- _Description of the task_: Extract every line of the material that holds the string "発行型クーポン".

- _Data excerpts_:

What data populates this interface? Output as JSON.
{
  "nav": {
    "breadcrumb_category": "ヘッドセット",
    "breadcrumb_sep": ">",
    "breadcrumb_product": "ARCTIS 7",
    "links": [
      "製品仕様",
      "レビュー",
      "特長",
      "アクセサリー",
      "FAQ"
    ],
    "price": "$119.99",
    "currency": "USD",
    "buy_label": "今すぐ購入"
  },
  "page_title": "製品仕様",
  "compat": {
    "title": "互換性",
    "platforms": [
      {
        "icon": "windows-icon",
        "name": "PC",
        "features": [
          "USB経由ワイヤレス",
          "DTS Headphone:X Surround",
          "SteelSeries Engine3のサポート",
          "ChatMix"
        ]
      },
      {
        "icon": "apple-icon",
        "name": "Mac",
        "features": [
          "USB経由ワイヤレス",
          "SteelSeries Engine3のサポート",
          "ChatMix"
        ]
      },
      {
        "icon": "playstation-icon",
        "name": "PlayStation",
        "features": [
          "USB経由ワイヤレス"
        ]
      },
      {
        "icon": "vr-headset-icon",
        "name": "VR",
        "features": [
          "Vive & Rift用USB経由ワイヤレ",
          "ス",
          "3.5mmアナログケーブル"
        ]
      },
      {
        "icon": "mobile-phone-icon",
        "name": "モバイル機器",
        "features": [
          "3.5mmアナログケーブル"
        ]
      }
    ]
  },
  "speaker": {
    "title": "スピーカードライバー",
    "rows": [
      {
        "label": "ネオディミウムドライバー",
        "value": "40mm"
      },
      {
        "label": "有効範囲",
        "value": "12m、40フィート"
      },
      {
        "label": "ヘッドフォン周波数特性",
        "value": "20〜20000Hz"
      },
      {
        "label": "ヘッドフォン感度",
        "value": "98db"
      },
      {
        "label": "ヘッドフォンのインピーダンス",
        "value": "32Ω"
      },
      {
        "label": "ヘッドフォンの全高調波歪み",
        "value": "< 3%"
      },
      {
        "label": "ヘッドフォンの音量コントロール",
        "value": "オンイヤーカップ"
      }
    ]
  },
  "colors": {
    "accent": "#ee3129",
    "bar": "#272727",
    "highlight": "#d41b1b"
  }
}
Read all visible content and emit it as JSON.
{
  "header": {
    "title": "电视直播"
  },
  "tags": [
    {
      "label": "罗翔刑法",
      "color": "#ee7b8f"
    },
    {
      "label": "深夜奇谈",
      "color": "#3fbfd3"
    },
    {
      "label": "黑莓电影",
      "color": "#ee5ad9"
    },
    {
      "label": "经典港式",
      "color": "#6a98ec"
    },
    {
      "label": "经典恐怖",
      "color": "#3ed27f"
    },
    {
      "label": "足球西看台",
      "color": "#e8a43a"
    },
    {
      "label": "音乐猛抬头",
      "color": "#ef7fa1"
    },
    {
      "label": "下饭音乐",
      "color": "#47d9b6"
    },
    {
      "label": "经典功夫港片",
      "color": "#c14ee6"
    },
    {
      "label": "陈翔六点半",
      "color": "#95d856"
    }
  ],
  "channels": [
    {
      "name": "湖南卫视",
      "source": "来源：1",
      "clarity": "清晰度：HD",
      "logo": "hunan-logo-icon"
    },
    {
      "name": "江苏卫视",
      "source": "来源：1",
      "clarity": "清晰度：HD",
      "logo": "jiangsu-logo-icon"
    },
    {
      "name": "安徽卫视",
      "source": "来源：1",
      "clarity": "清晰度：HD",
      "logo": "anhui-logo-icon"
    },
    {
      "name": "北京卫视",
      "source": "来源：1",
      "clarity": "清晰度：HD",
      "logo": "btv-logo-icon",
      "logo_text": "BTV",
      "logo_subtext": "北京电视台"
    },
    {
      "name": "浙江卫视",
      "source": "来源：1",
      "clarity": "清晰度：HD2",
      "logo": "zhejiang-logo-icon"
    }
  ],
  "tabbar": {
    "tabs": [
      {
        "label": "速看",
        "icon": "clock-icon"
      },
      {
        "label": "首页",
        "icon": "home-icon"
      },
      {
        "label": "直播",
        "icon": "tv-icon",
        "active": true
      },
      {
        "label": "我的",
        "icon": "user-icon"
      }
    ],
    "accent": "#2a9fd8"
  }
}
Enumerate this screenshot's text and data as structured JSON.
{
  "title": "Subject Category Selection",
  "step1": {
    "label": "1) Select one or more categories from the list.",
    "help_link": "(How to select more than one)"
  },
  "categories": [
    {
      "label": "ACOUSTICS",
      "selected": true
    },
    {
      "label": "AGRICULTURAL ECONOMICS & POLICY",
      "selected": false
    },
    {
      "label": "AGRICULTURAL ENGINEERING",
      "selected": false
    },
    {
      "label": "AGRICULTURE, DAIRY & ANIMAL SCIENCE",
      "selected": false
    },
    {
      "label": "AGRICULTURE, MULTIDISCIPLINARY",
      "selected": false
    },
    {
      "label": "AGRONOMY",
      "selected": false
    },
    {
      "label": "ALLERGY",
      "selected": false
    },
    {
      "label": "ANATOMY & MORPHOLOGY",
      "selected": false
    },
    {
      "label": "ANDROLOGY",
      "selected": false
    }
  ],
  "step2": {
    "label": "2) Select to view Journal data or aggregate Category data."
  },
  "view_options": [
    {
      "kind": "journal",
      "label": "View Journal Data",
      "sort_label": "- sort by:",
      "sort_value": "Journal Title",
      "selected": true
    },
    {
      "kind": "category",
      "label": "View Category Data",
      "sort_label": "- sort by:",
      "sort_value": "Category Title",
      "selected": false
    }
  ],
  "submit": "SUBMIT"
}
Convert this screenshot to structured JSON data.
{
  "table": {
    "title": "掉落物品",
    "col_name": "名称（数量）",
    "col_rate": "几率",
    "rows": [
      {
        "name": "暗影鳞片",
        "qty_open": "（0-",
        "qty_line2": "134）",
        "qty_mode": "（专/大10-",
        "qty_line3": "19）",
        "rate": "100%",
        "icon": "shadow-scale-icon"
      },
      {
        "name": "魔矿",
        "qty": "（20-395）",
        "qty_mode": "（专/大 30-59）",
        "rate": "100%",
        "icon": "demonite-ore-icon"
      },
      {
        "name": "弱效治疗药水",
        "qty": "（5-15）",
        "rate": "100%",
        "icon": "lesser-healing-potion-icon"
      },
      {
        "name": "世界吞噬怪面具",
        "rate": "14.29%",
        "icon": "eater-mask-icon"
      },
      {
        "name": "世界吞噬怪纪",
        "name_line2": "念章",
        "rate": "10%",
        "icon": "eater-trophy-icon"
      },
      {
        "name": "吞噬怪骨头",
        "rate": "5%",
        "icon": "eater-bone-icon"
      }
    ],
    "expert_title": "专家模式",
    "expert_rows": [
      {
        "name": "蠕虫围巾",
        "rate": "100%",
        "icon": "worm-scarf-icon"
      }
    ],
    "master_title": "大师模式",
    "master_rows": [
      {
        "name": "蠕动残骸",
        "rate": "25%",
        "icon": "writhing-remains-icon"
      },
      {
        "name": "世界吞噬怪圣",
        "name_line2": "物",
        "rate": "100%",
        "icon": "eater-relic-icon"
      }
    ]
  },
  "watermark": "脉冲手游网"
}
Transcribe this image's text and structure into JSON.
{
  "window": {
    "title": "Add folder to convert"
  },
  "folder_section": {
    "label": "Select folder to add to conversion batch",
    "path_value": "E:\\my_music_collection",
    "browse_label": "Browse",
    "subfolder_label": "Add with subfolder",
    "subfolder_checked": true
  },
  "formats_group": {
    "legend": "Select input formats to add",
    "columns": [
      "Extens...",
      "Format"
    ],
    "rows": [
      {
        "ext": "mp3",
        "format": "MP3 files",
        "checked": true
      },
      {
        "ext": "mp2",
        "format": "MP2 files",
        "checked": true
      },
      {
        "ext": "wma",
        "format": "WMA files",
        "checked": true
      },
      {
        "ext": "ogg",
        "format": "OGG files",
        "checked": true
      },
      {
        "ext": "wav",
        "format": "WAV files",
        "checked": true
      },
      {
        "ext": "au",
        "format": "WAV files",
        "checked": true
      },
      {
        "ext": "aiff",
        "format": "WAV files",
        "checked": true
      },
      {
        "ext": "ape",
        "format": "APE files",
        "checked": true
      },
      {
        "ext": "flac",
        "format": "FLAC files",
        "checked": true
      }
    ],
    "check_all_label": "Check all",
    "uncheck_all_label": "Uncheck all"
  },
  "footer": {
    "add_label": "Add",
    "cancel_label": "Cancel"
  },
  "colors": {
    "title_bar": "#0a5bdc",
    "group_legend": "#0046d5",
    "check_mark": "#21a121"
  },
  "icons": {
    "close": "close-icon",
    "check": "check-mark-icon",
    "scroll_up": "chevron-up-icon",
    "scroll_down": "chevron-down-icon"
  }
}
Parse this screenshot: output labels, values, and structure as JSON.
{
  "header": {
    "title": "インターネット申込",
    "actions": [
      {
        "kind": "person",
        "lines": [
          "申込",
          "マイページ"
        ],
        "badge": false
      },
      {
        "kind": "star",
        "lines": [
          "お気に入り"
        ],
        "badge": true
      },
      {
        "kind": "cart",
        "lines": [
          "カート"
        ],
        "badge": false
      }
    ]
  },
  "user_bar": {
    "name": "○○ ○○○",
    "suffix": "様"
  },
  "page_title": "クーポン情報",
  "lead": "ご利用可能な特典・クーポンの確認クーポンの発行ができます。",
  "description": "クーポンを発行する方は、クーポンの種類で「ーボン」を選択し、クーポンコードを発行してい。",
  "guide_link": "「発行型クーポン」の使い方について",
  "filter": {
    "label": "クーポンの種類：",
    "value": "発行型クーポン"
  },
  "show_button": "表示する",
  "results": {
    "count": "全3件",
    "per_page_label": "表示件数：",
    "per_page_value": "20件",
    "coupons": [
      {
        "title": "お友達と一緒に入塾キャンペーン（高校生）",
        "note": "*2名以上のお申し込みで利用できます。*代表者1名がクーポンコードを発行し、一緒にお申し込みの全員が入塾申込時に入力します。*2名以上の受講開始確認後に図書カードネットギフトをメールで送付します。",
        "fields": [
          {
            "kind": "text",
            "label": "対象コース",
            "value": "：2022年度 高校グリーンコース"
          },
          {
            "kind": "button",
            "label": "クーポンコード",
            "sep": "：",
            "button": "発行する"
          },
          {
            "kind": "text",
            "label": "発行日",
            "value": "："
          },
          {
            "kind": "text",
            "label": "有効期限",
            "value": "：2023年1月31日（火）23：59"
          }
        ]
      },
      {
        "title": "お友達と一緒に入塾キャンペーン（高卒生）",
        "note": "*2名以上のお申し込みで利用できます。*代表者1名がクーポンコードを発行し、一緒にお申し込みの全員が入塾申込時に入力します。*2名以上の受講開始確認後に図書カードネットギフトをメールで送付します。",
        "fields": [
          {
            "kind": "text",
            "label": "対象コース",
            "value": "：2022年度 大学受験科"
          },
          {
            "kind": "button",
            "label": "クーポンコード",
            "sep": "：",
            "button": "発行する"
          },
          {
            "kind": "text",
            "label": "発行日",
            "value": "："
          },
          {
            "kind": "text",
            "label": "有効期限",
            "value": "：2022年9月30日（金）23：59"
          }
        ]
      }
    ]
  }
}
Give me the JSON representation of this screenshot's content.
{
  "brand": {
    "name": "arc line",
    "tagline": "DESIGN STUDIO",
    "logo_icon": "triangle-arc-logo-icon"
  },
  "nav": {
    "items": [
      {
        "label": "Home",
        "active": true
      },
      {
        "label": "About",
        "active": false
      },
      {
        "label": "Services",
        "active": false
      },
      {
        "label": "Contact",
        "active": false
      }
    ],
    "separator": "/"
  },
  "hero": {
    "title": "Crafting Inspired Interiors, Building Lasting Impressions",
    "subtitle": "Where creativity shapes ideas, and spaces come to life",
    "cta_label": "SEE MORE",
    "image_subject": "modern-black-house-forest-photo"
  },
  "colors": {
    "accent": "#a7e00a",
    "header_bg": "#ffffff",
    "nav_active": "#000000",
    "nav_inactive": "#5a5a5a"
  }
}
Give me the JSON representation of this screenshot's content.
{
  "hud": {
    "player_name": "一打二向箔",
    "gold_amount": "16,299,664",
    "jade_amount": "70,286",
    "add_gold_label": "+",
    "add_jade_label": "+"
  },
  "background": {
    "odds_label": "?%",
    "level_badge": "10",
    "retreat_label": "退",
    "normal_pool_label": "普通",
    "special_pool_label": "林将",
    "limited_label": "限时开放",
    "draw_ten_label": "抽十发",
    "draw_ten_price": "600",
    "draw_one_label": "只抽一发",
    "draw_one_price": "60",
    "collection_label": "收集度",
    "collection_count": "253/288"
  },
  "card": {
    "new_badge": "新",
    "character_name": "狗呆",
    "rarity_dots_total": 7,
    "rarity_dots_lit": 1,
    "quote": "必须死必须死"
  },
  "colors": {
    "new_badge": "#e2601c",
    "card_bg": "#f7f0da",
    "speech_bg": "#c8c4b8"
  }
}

- _Completed exercise_:
  "guide_link": "「発行型クーポン」の使い方について",
    "value": "発行型クーポン"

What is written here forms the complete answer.